TASK DESCRIPTION | Transcribe all the entries word for word, but omit the images.

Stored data
%%
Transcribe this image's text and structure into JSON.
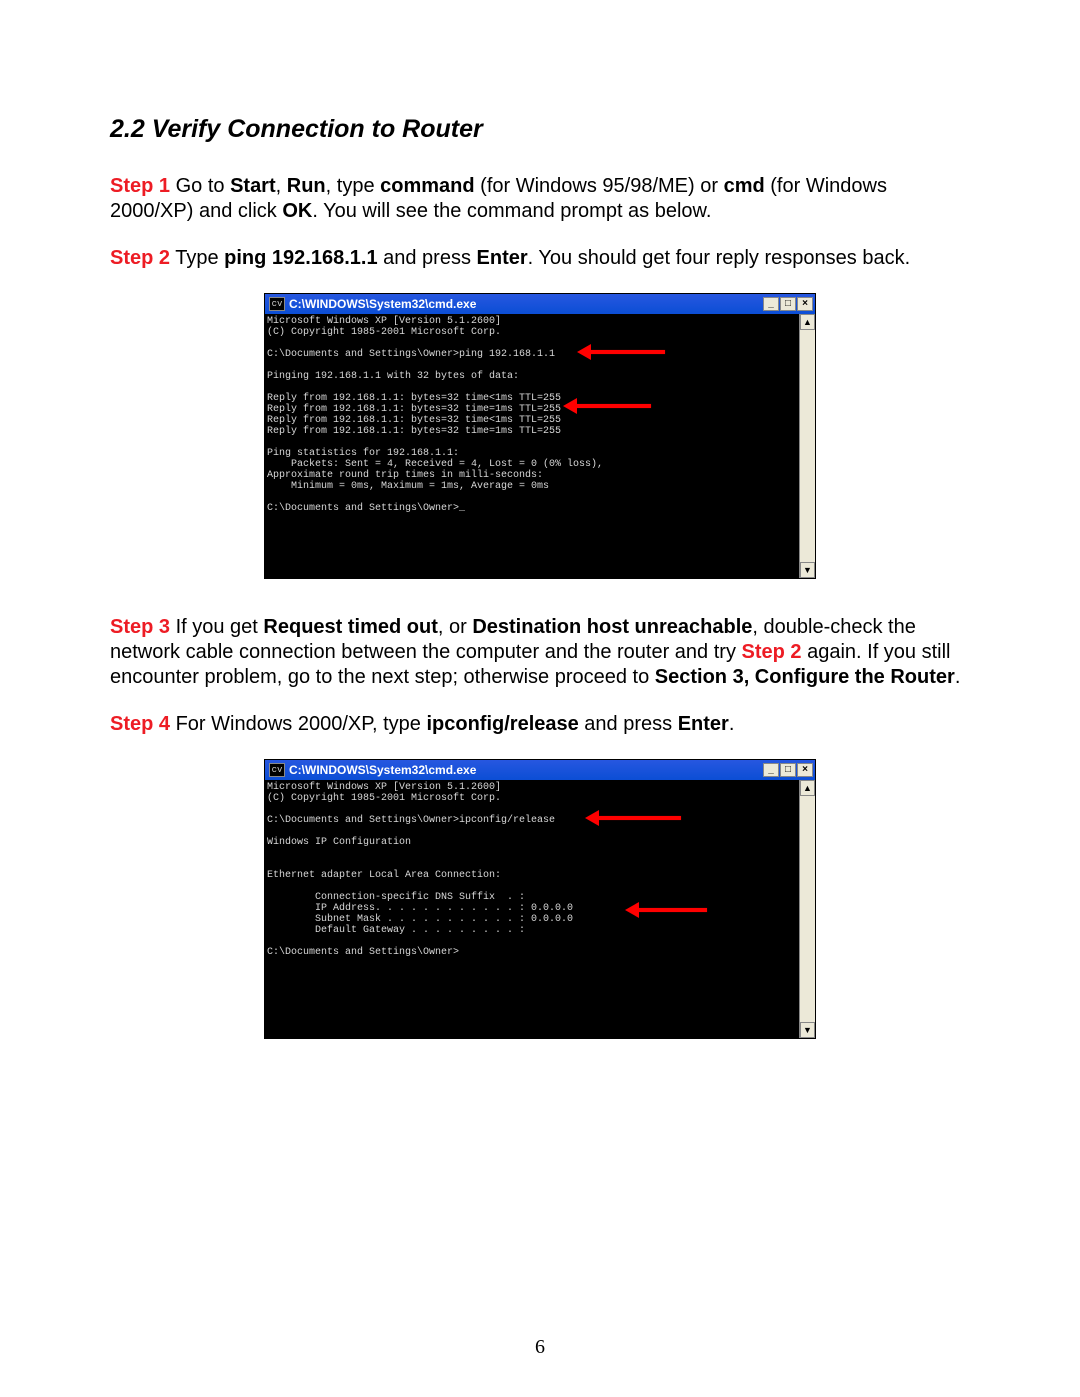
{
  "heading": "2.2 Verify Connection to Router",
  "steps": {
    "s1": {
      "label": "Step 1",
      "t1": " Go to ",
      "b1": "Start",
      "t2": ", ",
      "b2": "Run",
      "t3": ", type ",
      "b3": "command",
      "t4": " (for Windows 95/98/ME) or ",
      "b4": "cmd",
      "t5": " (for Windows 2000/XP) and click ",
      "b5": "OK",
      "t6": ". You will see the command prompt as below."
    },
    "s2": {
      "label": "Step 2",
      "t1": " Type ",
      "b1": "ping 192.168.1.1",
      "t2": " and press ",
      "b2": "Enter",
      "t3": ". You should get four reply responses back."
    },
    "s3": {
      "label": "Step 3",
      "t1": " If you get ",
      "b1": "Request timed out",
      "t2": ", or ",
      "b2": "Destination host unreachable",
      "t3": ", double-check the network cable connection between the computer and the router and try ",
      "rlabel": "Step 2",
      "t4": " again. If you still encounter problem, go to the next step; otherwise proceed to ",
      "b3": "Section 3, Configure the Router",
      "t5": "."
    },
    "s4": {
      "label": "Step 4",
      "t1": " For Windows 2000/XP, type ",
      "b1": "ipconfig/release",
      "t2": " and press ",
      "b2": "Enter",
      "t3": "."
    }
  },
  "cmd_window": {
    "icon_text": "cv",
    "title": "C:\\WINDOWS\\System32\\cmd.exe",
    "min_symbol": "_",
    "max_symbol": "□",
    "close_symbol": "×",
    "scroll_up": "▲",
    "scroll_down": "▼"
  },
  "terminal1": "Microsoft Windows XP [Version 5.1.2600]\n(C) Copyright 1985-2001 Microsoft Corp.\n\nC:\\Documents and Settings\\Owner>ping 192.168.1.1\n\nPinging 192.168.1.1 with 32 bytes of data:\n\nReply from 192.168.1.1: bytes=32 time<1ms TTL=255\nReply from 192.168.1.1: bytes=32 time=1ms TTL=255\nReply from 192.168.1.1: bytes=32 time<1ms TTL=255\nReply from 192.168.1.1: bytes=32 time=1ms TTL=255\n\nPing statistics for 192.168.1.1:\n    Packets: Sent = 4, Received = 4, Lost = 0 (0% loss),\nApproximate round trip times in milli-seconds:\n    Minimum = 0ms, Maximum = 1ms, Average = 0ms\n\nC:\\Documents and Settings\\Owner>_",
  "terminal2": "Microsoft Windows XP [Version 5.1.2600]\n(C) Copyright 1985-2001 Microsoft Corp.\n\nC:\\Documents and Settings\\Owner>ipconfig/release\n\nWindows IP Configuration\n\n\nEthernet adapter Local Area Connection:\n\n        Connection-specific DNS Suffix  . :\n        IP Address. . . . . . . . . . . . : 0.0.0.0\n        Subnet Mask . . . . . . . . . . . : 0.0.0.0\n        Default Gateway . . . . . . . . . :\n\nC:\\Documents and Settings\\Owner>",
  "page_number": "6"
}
%%
SOLUTION |
Transcribe this image's text and structure into JSON.
{
  "heading": "2.2 Verify Connection to Router",
  "steps": {
    "s1": {
      "label": "Step 1",
      "t1": " Go to ",
      "b1": "Start",
      "t2": ", ",
      "b2": "Run",
      "t3": ", type ",
      "b3": "command",
      "t4": " (for Windows 95/98/ME) or ",
      "b4": "cmd",
      "t5": " (for Windows 2000/XP) and click ",
      "b5": "OK",
      "t6": ". You will see the command prompt as below."
    },
    "s2": {
      "label": "Step 2",
      "t1": " Type ",
      "b1": "ping 192.168.1.1",
      "t2": " and press ",
      "b2": "Enter",
      "t3": ". You should get four reply responses back."
    },
    "s3": {
      "label": "Step 3",
      "t1": " If you get ",
      "b1": "Request timed out",
      "t2": ", or ",
      "b2": "Destination host unreachable",
      "t3": ", double-check the network cable connection between the computer and the router and try ",
      "rlabel": "Step 2",
      "t4": " again. If you still encounter problem, go to the next step; otherwise proceed to ",
      "b3": "Section 3, Configure the Router",
      "t5": "."
    },
    "s4": {
      "label": "Step 4",
      "t1": " For Windows 2000/XP, type ",
      "b1": "ipconfig/release",
      "t2": " and press ",
      "b2": "Enter",
      "t3": "."
    }
  },
  "cmd_window": {
    "icon_text": "cv",
    "title": "C:\\WINDOWS\\System32\\cmd.exe",
    "min_symbol": "_",
    "max_symbol": "□",
    "close_symbol": "×",
    "scroll_up": "▲",
    "scroll_down": "▼"
  },
  "terminal1": "Microsoft Windows XP [Version 5.1.2600]\n(C) Copyright 1985-2001 Microsoft Corp.\n\nC:\\Documents and Settings\\Owner>ping 192.168.1.1\n\nPinging 192.168.1.1 with 32 bytes of data:\n\nReply from 192.168.1.1: bytes=32 time<1ms TTL=255\nReply from 192.168.1.1: bytes=32 time=1ms TTL=255\nReply from 192.168.1.1: bytes=32 time<1ms TTL=255\nReply from 192.168.1.1: bytes=32 time=1ms TTL=255\n\nPing statistics for 192.168.1.1:\n    Packets: Sent = 4, Received = 4, Lost = 0 (0% loss),\nApproximate round trip times in milli-seconds:\n    Minimum = 0ms, Maximum = 1ms, Average = 0ms\n\nC:\\Documents and Settings\\Owner>_",
  "terminal2": "Microsoft Windows XP [Version 5.1.2600]\n(C) Copyright 1985-2001 Microsoft Corp.\n\nC:\\Documents and Settings\\Owner>ipconfig/release\n\nWindows IP Configuration\n\n\nEthernet adapter Local Area Connection:\n\n        Connection-specific DNS Suffix  . :\n        IP Address. . . . . . . . . . . . : 0.0.0.0\n        Subnet Mask . . . . . . . . . . . : 0.0.0.0\n        Default Gateway . . . . . . . . . :\n\nC:\\Documents and Settings\\Owner>",
  "page_number": "6"
}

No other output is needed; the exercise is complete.